• [Records supplied]
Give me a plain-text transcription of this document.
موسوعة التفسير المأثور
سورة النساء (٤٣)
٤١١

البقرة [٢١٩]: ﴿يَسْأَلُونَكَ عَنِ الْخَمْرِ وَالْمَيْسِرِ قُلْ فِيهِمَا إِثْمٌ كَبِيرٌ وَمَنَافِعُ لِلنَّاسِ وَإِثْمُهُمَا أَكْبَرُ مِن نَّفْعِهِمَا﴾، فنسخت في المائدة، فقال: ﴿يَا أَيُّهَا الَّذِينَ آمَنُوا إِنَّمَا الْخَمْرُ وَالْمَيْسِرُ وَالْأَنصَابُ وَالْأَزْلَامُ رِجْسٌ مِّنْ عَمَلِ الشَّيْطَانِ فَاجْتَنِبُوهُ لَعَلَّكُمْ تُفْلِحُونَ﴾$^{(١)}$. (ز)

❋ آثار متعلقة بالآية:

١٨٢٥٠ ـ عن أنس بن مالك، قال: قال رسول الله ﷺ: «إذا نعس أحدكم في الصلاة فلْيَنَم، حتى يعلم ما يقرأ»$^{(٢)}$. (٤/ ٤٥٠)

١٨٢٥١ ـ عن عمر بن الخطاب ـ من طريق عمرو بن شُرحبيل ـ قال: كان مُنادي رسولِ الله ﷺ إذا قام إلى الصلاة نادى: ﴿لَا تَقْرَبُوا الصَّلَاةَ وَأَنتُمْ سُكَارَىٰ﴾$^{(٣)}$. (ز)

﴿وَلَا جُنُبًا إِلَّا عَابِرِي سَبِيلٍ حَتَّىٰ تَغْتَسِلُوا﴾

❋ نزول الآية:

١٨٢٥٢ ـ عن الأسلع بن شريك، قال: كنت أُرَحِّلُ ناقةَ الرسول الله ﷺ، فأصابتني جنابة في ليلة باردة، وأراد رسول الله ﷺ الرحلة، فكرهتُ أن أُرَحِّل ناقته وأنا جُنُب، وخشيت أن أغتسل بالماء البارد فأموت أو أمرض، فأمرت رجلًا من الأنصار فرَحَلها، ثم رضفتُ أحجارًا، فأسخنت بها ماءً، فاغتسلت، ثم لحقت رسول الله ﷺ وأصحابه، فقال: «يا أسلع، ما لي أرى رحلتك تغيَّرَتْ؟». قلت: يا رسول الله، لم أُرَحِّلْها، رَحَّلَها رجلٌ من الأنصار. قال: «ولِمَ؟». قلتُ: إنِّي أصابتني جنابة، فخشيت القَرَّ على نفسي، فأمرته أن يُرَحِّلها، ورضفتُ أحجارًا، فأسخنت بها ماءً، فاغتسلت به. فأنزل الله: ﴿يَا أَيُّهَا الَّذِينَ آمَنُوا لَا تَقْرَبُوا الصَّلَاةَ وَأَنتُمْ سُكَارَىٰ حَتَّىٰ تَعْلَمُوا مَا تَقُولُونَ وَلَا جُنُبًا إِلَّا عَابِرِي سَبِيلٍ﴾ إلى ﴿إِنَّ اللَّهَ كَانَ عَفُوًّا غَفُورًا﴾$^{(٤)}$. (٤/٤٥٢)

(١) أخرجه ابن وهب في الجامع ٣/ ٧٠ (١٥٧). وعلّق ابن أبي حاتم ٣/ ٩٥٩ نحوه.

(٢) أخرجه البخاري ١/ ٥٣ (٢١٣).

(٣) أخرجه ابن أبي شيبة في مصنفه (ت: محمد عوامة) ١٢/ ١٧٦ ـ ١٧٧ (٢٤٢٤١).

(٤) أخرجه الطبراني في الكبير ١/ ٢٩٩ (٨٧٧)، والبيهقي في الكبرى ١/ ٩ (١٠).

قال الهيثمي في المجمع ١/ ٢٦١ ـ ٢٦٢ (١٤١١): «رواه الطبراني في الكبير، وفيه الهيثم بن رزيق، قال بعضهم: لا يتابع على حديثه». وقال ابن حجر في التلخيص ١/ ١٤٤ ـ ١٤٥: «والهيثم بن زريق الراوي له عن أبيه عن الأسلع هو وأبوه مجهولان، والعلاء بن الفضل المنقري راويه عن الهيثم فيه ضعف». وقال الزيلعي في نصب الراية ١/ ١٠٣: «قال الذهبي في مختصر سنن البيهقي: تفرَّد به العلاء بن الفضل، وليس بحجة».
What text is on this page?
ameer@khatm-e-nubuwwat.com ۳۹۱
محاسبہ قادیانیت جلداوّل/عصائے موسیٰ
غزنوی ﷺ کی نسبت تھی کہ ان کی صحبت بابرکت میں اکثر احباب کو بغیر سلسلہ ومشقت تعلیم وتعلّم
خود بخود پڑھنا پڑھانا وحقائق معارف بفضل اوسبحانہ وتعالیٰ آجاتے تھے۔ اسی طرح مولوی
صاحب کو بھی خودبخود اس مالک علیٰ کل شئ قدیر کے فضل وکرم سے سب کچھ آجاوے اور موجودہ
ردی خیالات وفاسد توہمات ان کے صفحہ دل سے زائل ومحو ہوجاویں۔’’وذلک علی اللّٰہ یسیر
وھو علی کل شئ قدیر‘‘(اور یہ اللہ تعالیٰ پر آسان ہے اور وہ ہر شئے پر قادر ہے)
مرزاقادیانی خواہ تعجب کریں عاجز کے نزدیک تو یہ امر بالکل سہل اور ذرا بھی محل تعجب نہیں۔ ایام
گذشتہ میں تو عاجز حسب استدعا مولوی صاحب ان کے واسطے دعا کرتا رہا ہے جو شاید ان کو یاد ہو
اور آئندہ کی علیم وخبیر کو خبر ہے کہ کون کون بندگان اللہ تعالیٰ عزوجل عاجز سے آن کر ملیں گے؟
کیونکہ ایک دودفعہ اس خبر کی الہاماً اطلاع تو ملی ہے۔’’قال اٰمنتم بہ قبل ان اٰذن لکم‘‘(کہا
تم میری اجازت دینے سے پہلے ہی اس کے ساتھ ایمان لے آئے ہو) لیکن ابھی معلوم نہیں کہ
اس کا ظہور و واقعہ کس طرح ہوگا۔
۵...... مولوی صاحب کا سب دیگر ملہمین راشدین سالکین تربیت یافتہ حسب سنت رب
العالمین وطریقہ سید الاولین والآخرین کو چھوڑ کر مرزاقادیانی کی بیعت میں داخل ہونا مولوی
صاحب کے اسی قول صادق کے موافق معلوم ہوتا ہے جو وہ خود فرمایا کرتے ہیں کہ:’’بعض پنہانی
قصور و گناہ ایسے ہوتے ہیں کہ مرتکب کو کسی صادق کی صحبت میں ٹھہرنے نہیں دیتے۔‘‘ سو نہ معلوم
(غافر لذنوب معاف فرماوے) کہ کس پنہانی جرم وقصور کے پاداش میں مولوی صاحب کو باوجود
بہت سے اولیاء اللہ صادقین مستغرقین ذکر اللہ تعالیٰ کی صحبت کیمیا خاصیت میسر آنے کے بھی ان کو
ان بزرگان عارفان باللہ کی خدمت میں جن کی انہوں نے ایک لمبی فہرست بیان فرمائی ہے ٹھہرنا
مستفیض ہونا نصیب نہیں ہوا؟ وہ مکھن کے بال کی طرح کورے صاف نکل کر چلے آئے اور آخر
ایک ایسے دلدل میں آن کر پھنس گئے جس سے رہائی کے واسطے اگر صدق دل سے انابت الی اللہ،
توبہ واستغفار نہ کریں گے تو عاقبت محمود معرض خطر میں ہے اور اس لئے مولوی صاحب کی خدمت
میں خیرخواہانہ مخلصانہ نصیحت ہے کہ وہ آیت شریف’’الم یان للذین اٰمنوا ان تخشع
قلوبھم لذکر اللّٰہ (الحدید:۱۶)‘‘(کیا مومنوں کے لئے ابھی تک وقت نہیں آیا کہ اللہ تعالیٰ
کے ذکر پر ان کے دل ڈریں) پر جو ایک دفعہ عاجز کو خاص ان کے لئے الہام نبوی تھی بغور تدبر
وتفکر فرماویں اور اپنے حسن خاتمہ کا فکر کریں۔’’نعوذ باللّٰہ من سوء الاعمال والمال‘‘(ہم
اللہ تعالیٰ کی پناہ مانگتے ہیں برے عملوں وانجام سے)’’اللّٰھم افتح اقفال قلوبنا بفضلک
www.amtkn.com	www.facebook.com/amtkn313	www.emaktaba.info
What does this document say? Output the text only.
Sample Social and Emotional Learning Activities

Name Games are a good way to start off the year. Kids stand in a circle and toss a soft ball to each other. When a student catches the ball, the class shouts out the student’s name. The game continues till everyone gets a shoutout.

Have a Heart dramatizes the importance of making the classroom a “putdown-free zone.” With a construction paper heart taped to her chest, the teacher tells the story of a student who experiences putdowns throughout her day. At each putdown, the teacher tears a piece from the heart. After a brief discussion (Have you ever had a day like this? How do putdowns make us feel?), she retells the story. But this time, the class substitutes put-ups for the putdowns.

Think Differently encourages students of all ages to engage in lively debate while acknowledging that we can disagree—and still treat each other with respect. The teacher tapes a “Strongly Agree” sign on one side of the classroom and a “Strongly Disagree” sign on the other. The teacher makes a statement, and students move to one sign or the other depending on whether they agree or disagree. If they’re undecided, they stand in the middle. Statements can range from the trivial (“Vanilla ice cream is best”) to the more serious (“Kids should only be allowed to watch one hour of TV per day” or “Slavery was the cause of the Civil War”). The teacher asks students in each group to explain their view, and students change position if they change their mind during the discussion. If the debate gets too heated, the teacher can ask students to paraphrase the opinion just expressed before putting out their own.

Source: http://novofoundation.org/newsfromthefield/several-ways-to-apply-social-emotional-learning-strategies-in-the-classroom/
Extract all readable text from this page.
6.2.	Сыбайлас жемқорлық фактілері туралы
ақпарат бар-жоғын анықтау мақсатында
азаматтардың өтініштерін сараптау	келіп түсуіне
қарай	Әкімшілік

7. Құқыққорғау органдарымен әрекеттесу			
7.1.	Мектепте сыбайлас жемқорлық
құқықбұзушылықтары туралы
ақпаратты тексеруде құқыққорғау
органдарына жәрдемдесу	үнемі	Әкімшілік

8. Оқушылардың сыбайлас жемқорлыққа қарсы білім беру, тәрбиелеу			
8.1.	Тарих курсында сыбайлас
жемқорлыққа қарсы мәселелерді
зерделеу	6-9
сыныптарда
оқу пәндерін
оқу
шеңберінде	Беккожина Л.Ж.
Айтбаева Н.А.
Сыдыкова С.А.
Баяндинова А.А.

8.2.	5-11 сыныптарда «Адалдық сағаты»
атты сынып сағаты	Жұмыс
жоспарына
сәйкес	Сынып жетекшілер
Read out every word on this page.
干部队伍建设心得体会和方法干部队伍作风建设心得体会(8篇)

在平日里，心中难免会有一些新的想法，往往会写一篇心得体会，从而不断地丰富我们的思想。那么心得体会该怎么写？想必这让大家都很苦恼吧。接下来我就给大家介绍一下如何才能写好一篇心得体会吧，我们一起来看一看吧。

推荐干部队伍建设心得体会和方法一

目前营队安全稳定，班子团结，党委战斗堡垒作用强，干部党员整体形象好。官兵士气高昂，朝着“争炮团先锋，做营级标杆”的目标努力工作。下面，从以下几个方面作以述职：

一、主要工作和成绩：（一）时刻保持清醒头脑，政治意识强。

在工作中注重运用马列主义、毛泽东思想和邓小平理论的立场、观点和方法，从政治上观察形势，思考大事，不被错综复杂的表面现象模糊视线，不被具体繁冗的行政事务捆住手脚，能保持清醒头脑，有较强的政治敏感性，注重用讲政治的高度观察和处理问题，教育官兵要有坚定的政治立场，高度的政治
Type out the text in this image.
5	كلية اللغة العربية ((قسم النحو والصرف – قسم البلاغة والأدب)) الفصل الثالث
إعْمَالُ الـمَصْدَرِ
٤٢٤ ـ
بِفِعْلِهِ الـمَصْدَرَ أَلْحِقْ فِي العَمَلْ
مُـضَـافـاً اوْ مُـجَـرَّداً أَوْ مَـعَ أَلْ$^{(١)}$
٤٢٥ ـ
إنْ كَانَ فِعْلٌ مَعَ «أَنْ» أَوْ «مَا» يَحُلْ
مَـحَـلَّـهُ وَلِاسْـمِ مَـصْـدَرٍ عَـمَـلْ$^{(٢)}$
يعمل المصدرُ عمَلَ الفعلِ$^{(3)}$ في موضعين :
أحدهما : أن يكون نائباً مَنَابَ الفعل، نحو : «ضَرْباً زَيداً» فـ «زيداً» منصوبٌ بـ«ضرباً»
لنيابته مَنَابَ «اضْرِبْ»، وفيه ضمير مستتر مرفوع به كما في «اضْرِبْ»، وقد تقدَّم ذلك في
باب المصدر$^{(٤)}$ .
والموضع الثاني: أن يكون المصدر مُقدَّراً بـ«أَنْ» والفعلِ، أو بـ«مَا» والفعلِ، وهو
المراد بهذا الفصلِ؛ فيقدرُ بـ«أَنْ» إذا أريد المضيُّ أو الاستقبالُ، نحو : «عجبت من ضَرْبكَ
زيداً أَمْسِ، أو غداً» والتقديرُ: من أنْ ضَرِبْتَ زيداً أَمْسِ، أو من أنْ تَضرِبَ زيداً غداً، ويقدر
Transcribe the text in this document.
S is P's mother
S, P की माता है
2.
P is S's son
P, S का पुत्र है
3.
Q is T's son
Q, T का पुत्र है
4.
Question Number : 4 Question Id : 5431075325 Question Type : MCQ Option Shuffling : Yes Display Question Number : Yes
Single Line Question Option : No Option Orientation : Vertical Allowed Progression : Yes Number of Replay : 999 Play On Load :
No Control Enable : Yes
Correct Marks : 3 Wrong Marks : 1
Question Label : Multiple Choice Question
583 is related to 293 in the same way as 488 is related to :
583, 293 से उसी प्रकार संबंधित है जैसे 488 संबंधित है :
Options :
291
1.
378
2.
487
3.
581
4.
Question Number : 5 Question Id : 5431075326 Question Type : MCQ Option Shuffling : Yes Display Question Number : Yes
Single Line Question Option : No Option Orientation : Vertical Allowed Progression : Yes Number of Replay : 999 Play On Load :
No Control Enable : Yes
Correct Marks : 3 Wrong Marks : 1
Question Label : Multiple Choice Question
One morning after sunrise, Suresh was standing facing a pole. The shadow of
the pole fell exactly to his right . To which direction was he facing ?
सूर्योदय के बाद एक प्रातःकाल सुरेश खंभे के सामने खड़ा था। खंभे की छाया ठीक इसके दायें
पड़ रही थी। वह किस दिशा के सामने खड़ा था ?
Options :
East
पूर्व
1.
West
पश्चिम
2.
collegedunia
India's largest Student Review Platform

• [Exercise goal] Show all lines from the records above where the word "رسول" occurs.

• [Output of the task]
١٨٢٥٠ ـ عن أنس بن مالك، قال: قال رسول الله ﷺ: «إذا نعس أحدكم في الصلاة فلْيَنَم، حتى يعلم ما يقرأ»$^{(٢)}$. (٤/ ٤٥٠)
١٨٢٥١ ـ عن عمر بن الخطاب ـ من طريق عمرو بن شُرحبيل ـ قال: كان مُنادي رسولِ الله ﷺ إذا قام إلى الصلاة نادى: ﴿لَا تَقْرَبُوا الصَّلَاةَ وَأَنتُمْ سُكَارَىٰ﴾$^{(٣)}$. (ز)
١٨٢٥٢ ـ عن الأسلع بن شريك، قال: كنت أُرَحِّلُ ناقةَ الرسول الله ﷺ، فأصابتني جنابة في ليلة باردة، وأراد رسول الله ﷺ الرحلة، فكرهتُ أن أُرَحِّل ناقته وأنا جُنُب، وخشيت أن أغتسل بالماء البارد فأموت أو أمرض، فأمرت رجلًا من الأنصار فرَحَلها، ثم رضفتُ أحجارًا، فأسخنت بها ماءً، فاغتسلت، ثم لحقت رسول الله ﷺ وأصحابه، فقال: «يا أسلع، ما لي أرى رحلتك تغيَّرَتْ؟». قلت: يا رسول الله، لم أُرَحِّلْها، رَحَّلَها رجلٌ من الأنصار. قال: «ولِمَ؟». قلتُ: إنِّي أصابتني جنابة، فخشيت القَرَّ على نفسي، فأمرته أن يُرَحِّلها، ورضفتُ أحجارًا، فأسخنت بها ماءً، فاغتسلت به. فأنزل الله: ﴿يَا أَيُّهَا الَّذِينَ آمَنُوا لَا تَقْرَبُوا الصَّلَاةَ وَأَنتُمْ سُكَارَىٰ حَتَّىٰ تَعْلَمُوا مَا تَقُولُونَ وَلَا جُنُبًا إِلَّا عَابِرِي سَبِيلٍ﴾ إلى ﴿إِنَّ اللَّهَ كَانَ عَفُوًّا غَفُورًا﴾$^{(٤)}$. (٤/٤٥٢)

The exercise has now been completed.